*Short exercise*: Copy each line exactly. Leave nothing out.

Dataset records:
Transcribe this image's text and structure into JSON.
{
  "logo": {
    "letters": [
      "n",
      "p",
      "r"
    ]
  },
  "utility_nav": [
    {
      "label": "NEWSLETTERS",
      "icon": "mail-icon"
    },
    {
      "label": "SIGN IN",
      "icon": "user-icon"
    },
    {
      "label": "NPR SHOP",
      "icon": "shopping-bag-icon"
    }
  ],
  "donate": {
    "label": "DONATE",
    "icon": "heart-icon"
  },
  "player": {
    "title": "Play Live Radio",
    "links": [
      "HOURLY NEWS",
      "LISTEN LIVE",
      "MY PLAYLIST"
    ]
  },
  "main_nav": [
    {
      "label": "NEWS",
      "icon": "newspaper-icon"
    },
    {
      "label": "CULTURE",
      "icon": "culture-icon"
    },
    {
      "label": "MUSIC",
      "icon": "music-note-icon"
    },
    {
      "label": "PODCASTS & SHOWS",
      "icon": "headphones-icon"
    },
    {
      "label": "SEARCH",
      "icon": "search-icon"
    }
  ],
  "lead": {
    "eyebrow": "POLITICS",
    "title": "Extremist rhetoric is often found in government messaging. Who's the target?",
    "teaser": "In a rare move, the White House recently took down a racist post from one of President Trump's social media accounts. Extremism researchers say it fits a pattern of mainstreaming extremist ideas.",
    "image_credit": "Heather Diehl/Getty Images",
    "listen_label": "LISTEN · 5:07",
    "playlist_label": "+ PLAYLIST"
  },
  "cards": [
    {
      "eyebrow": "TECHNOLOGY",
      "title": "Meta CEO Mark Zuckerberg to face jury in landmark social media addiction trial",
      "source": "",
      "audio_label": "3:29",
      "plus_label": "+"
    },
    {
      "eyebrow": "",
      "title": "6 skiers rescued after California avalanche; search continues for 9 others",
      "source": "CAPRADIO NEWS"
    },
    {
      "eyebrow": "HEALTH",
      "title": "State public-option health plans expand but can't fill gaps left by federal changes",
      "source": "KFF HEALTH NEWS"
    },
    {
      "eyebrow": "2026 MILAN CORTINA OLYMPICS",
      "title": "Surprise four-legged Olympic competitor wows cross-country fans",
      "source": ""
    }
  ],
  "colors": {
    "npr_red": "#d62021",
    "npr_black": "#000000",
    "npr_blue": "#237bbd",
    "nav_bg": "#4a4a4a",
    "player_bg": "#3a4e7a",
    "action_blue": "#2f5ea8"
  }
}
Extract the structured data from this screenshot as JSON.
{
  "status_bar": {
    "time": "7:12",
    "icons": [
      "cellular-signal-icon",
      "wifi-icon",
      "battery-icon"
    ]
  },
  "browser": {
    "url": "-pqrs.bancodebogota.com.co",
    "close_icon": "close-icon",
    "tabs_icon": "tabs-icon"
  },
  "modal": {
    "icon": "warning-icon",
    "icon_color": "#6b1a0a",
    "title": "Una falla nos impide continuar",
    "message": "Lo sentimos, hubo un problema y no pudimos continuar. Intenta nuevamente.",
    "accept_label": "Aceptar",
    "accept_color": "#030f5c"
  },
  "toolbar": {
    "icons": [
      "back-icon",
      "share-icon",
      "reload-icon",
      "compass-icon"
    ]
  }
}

*Answer for the task*:
Transcribe this image's text and structure into JSON.
{
  "logo": {
    "letters": [
      "n",
      "p",
      "r"
    ]
  },
  "utility_nav": [
    {
      "label": "NEWSLETTERS",
      "icon": "mail-icon"
    },
    {
      "label": "SIGN IN",
      "icon": "user-icon"
    },
    {
      "label": "NPR SHOP",
      "icon": "shopping-bag-icon"
    }
  ],
  "donate": {
    "label": "DONATE",
    "icon": "heart-icon"
  },
  "player": {
    "title": "Play Live Radio",
    "links": [
      "HOURLY NEWS",
      "LISTEN LIVE",
      "MY PLAYLIST"
    ]
  },
  "main_nav": [
    {
      "label": "NEWS",
      "icon": "newspaper-icon"
    },
    {
      "label": "CULTURE",
      "icon": "culture-icon"
    },
    {
      "label": "MUSIC",
      "icon": "music-note-icon"
    },
    {
      "label": "PODCASTS & SHOWS",
      "icon": "headphones-icon"
    },
    {
      "label": "SEARCH",
      "icon": "search-icon"
    }
  ],
  "lead": {
    "eyebrow": "POLITICS",
    "title": "Extremist rhetoric is often found in government messaging. Who's the target?",
    "teaser": "In a rare move, the White House recently took down a racist post from one of President Trump's social media accounts. Extremism researchers say it fits a pattern of mainstreaming extremist ideas.",
    "image_credit": "Heather Diehl/Getty Images",
    "listen_label": "LISTEN · 5:07",
    "playlist_label": "+ PLAYLIST"
  },
  "cards": [
    {
      "eyebrow": "TECHNOLOGY",
      "title": "Meta CEO Mark Zuckerberg to face jury in landmark social media addiction trial",
      "source": "",
      "audio_label": "3:29",
      "plus_label": "+"
    },
    {
      "eyebrow": "",
      "title": "6 skiers rescued after California avalanche; search continues for 9 others",
      "source": "CAPRADIO NEWS"
    },
    {
      "eyebrow": "HEALTH",
      "title": "State public-option health plans expand but can't fill gaps left by federal changes",
      "source": "KFF HEALTH NEWS"
    },
    {
      "eyebrow": "2026 MILAN CORTINA OLYMPICS",
      "title": "Surprise four-legged Olympic competitor wows cross-country fans",
      "source": ""
    }
  ],
  "colors": {
    "npr_red": "#d62021",
    "npr_black": "#000000",
    "npr_blue": "#237bbd",
    "nav_bg": "#4a4a4a",
    "player_bg": "#3a4e7a",
    "action_blue": "#2f5ea8"
  }
}
Extract the structured data from this screenshot as JSON.
{
  "status_bar": {
    "time": "7:12",
    "icons": [
      "cellular-signal-icon",
      "wifi-icon",
      "battery-icon"
    ]
  },
  "browser": {
    "url": "-pqrs.bancodebogota.com.co",
    "close_icon": "close-icon",
    "tabs_icon": "tabs-icon"
  },
  "modal": {
    "icon": "warning-icon",
    "icon_color": "#6b1a0a",
    "title": "Una falla nos impide continuar",
    "message": "Lo sentimos, hubo un problema y no pudimos continuar. Intenta nuevamente.",
    "accept_label": "Aceptar",
    "accept_color": "#030f5c"
  },
  "toolbar": {
    "icons": [
      "back-icon",
      "share-icon",
      "reload-icon",
      "compass-icon"
    ]
  }
}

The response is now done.